» WHAT IS REQUIRED: Quote, without change, all of the lines that follow.

» GIVEN DATA:
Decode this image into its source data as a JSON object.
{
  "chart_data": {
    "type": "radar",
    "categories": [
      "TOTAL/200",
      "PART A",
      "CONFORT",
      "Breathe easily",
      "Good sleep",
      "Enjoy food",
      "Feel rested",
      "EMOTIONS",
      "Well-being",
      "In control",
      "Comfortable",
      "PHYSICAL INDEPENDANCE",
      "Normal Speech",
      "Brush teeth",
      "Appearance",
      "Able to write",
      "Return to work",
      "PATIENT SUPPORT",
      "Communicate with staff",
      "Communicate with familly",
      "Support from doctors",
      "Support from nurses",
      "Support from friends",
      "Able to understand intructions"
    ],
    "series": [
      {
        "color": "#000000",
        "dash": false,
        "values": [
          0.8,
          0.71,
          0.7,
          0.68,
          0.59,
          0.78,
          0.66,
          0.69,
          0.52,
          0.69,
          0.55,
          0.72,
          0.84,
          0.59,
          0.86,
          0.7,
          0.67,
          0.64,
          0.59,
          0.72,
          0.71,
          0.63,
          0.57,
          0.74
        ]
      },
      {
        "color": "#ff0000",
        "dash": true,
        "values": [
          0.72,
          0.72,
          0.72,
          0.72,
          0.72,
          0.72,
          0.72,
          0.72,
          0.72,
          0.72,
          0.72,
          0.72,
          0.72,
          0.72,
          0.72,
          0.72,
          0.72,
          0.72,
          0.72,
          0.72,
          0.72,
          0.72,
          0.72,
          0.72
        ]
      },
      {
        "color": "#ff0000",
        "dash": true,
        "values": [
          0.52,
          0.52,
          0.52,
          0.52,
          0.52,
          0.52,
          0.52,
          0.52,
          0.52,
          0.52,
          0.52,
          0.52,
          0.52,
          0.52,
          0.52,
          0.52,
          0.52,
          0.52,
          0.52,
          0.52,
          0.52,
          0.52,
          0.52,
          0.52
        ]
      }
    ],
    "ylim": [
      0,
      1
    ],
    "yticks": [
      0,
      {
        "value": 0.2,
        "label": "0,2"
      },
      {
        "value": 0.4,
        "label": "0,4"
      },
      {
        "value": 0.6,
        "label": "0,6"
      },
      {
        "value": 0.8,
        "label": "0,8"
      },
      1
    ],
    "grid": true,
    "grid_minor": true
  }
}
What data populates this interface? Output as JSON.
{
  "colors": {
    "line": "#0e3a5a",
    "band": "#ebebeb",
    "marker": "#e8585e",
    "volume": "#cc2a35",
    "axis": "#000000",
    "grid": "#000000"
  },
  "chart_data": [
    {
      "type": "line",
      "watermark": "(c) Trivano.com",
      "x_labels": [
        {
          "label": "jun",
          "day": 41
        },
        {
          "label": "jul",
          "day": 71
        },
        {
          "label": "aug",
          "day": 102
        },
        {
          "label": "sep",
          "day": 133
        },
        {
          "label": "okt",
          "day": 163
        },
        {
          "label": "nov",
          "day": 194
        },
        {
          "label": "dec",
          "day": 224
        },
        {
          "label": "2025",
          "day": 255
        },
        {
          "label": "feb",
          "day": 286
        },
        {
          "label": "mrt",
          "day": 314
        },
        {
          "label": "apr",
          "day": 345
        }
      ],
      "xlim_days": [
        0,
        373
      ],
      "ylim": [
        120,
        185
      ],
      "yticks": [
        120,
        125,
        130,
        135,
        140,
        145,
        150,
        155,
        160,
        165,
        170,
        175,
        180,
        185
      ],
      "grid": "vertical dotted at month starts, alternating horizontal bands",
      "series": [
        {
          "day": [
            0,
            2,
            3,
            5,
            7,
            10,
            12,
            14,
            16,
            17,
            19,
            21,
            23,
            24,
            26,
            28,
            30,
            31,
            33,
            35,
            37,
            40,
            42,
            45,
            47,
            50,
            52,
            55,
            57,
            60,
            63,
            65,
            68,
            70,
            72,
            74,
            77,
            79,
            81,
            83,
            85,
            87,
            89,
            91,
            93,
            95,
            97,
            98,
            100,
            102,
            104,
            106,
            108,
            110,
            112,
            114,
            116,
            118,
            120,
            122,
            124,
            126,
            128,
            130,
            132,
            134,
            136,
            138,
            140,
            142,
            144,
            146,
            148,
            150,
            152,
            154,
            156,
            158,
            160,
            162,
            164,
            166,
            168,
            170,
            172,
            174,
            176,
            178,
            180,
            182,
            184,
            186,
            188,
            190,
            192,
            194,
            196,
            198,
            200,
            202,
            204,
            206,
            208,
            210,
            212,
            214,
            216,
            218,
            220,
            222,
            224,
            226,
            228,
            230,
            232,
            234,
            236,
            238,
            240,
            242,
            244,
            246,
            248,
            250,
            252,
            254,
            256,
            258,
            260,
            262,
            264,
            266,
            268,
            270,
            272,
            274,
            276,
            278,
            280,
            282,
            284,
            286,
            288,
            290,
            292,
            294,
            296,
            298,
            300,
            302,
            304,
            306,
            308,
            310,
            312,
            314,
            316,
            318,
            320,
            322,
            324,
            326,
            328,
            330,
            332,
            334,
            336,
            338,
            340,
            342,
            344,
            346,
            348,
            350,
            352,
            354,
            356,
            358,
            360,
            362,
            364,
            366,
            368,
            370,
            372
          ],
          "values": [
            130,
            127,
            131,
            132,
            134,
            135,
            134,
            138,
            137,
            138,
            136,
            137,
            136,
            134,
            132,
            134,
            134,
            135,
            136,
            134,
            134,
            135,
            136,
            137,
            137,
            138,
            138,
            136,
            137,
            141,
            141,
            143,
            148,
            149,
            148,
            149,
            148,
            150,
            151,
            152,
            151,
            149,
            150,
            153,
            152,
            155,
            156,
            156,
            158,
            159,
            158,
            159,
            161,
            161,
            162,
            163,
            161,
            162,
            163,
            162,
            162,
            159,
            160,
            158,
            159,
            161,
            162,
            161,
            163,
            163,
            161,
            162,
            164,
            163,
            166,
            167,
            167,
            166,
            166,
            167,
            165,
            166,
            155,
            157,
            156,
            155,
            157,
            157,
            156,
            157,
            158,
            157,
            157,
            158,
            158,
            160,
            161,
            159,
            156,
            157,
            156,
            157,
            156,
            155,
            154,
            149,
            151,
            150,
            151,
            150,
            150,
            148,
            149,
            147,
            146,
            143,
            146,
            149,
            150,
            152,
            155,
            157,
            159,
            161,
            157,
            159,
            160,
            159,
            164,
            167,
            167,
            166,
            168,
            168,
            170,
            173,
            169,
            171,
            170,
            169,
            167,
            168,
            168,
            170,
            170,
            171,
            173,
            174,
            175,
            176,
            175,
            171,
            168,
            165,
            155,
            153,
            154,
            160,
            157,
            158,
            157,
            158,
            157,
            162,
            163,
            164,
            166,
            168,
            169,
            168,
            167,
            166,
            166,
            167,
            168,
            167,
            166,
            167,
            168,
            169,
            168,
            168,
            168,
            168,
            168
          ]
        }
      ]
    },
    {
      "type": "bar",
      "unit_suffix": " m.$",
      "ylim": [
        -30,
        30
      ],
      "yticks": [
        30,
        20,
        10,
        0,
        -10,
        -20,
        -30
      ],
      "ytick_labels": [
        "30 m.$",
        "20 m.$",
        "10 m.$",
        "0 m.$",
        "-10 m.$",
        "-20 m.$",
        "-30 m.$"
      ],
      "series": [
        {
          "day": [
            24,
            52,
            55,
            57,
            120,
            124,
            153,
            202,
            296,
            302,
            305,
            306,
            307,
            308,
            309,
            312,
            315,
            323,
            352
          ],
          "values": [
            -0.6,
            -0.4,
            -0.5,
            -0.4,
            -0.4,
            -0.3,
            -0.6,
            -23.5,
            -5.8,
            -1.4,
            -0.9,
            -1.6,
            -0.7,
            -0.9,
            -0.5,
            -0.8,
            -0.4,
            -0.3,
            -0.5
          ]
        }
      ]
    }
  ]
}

» EXERCISE OUTPUT:
Decode this image into its source data as a JSON object.
{
  "chart_data": {
    "type": "radar",
    "categories": [
      "TOTAL/200",
      "PART A",
      "CONFORT",
      "Breathe easily",
      "Good sleep",
      "Enjoy food",
      "Feel rested",
      "EMOTIONS",
      "Well-being",
      "In control",
      "Comfortable",
      "PHYSICAL INDEPENDANCE",
      "Normal Speech",
      "Brush teeth",
      "Appearance",
      "Able to write",
      "Return to work",
      "PATIENT SUPPORT",
      "Communicate with staff",
      "Communicate with familly",
      "Support from doctors",
      "Support from nurses",
      "Support from friends",
      "Able to understand intructions"
    ],
    "series": [
      {
        "color": "#000000",
        "dash": false,
        "values": [
          0.8,
          0.71,
          0.7,
          0.68,
          0.59,
          0.78,
          0.66,
          0.69,
          0.52,
          0.69,
          0.55,
          0.72,
          0.84,
          0.59,
          0.86,
          0.7,
          0.67,
          0.64,
          0.59,
          0.72,
          0.71,
          0.63,
          0.57,
          0.74
        ]
      },
      {
        "color": "#ff0000",
        "dash": true,
        "values": [
          0.72,
          0.72,
          0.72,
          0.72,
          0.72,
          0.72,
          0.72,
          0.72,
          0.72,
          0.72,
          0.72,
          0.72,
          0.72,
          0.72,
          0.72,
          0.72,
          0.72,
          0.72,
          0.72,
          0.72,
          0.72,
          0.72,
          0.72,
          0.72
        ]
      },
      {
        "color": "#ff0000",
        "dash": true,
        "values": [
          0.52,
          0.52,
          0.52,
          0.52,
          0.52,
          0.52,
          0.52,
          0.52,
          0.52,
          0.52,
          0.52,
          0.52,
          0.52,
          0.52,
          0.52,
          0.52,
          0.52,
          0.52,
          0.52,
          0.52,
          0.52,
          0.52,
          0.52,
          0.52
        ]
      }
    ],
    "ylim": [
      0,
      1
    ],
    "yticks": [
      0,
      {
        "value": 0.2,
        "label": "0,2"
      },
      {
        "value": 0.4,
        "label": "0,4"
      },
      {
        "value": 0.6,
        "label": "0,6"
      },
      {
        "value": 0.8,
        "label": "0,8"
      },
      1
    ],
    "grid": true,
    "grid_minor": true
  }
}
What data populates this interface? Output as JSON.
{
  "colors": {
    "line": "#0e3a5a",
    "band": "#ebebeb",
    "marker": "#e8585e",
    "volume": "#cc2a35",
    "axis": "#000000",
    "grid": "#000000"
  },
  "chart_data": [
    {
      "type": "line",
      "watermark": "(c) Trivano.com",
      "x_labels": [
        {
          "label": "jun",
          "day": 41
        },
        {
          "label": "jul",
          "day": 71
        },
        {
          "label": "aug",
          "day": 102
        },
        {
          "label": "sep",
          "day": 133
        },
        {
          "label": "okt",
          "day": 163
        },
        {
          "label": "nov",
          "day": 194
        },
        {
          "label": "dec",
          "day": 224
        },
        {
          "label": "2025",
          "day": 255
        },
        {
          "label": "feb",
          "day": 286
        },
        {
          "label": "mrt",
          "day": 314
        },
        {
          "label": "apr",
          "day": 345
        }
      ],
      "xlim_days": [
        0,
        373
      ],
      "ylim": [
        120,
        185
      ],
      "yticks": [
        120,
        125,
        130,
        135,
        140,
        145,
        150,
        155,
        160,
        165,
        170,
        175,
        180,
        185
      ],
      "grid": "vertical dotted at month starts, alternating horizontal bands",
      "series": [
        {
          "day": [
            0,
            2,
            3,
            5,
            7,
            10,
            12,
            14,
            16,
            17,
            19,
            21,
            23,
            24,
            26,
            28,
            30,
            31,
            33,
            35,
            37,
            40,
            42,
            45,
            47,
            50,
            52,
            55,
            57,
            60,
            63,
            65,
            68,
            70,
            72,
            74,
            77,
            79,
            81,
            83,
            85,
            87,
            89,
            91,
            93,
            95,
            97,
            98,
            100,
            102,
            104,
            106,
            108,
            110,
            112,
            114,
            116,
            118,
            120,
            122,
            124,
            126,
            128,
            130,
            132,
            134,
            136,
            138,
            140,
            142,
            144,
            146,
            148,
            150,
            152,
            154,
            156,
            158,
            160,
            162,
            164,
            166,
            168,
            170,
            172,
            174,
            176,
            178,
            180,
            182,
            184,
            186,
            188,
            190,
            192,
            194,
            196,
            198,
            200,
            202,
            204,
            206,
            208,
            210,
            212,
            214,
            216,
            218,
            220,
            222,
            224,
            226,
            228,
            230,
            232,
            234,
            236,
            238,
            240,
            242,
            244,
            246,
            248,
            250,
            252,
            254,
            256,
            258,
            260,
            262,
            264,
            266,
            268,
            270,
            272,
            274,
            276,
            278,
            280,
            282,
            284,
            286,
            288,
            290,
            292,
            294,
            296,
            298,
            300,
            302,
            304,
            306,
            308,
            310,
            312,
            314,
            316,
            318,
            320,
            322,
            324,
            326,
            328,
            330,
            332,
            334,
            336,
            338,
            340,
            342,
            344,
            346,
            348,
            350,
            352,
            354,
            356,
            358,
            360,
            362,
            364,
            366,
            368,
            370,
            372
          ],
          "values": [
            130,
            127,
            131,
            132,
            134,
            135,
            134,
            138,
            137,
            138,
            136,
            137,
            136,
            134,
            132,
            134,
            134,
            135,
            136,
            134,
            134,
            135,
            136,
            137,
            137,
            138,
            138,
            136,
            137,
            141,
            141,
            143,
            148,
            149,
            148,
            149,
            148,
            150,
            151,
            152,
            151,
            149,
            150,
            153,
            152,
            155,
            156,
            156,
            158,
            159,
            158,
            159,
            161,
            161,
            162,
            163,
            161,
            162,
            163,
            162,
            162,
            159,
            160,
            158,
            159,
            161,
            162,
            161,
            163,
            163,
            161,
            162,
            164,
            163,
            166,
            167,
            167,
            166,
            166,
            167,
            165,
            166,
            155,
            157,
            156,
            155,
            157,
            157,
            156,
            157,
            158,
            157,
            157,
            158,
            158,
            160,
            161,
            159,
            156,
            157,
            156,
            157,
            156,
            155,
            154,
            149,
            151,
            150,
            151,
            150,
            150,
            148,
            149,
            147,
            146,
            143,
            146,
            149,
            150,
            152,
            155,
            157,
            159,
            161,
            157,
            159,
            160,
            159,
            164,
            167,
            167,
            166,
            168,
            168,
            170,
            173,
            169,
            171,
            170,
            169,
            167,
            168,
            168,
            170,
            170,
            171,
            173,
            174,
            175,
            176,
            175,
            171,
            168,
            165,
            155,
            153,
            154,
            160,
            157,
            158,
            157,
            158,
            157,
            162,
            163,
            164,
            166,
            168,
            169,
            168,
            167,
            166,
            166,
            167,
            168,
            167,
            166,
            167,
            168,
            169,
            168,
            168,
            168,
            168,
            168
          ]
        }
      ]
    },
    {
      "type": "bar",
      "unit_suffix": " m.$",
      "ylim": [
        -30,
        30
      ],
      "yticks": [
        30,
        20,
        10,
        0,
        -10,
        -20,
        -30
      ],
      "ytick_labels": [
        "30 m.$",
        "20 m.$",
        "10 m.$",
        "0 m.$",
        "-10 m.$",
        "-20 m.$",
        "-30 m.$"
      ],
      "series": [
        {
          "day": [
            24,
            52,
            55,
            57,
            120,
            124,
            153,
            202,
            296,
            302,
            305,
            306,
            307,
            308,
            309,
            312,
            315,
            323,
            352
          ],
          "values": [
            -0.6,
            -0.4,
            -0.5,
            -0.4,
            -0.4,
            -0.3,
            -0.6,
            -23.5,
            -5.8,
            -1.4,
            -0.9,
            -1.6,
            -0.7,
            -0.9,
            -0.5,
            -0.8,
            -0.4,
            -0.3,
            -0.5
          ]
        }
      ]
    }
  ]
}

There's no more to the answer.